** START MATERIAL SUPPLIED **

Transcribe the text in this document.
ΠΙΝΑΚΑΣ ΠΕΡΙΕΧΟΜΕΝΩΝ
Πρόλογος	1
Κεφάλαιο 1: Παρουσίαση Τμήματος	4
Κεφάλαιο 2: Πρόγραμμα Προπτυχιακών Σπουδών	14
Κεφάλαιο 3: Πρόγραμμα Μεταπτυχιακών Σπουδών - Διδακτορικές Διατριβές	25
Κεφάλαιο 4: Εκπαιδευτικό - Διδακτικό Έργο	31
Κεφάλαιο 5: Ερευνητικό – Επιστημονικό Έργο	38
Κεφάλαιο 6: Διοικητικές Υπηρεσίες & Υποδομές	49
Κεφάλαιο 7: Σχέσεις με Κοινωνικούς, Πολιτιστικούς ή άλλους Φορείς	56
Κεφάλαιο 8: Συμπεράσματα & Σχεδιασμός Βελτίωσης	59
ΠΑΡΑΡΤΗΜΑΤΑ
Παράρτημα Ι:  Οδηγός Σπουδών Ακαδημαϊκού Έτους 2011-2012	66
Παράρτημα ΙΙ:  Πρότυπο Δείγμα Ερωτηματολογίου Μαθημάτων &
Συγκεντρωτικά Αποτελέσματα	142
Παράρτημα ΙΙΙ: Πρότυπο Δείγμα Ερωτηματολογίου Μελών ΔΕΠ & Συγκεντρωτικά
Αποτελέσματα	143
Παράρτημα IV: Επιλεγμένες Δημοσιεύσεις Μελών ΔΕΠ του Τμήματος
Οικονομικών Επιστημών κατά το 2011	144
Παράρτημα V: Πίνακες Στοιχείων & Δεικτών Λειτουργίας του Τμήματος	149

** END MATERIAL SUPPLIED **

## EXERCISE
Count the lines in the material above where the string "Αποτελέσματα" appears, then state only that count.

## WRITTEN ANSWER
2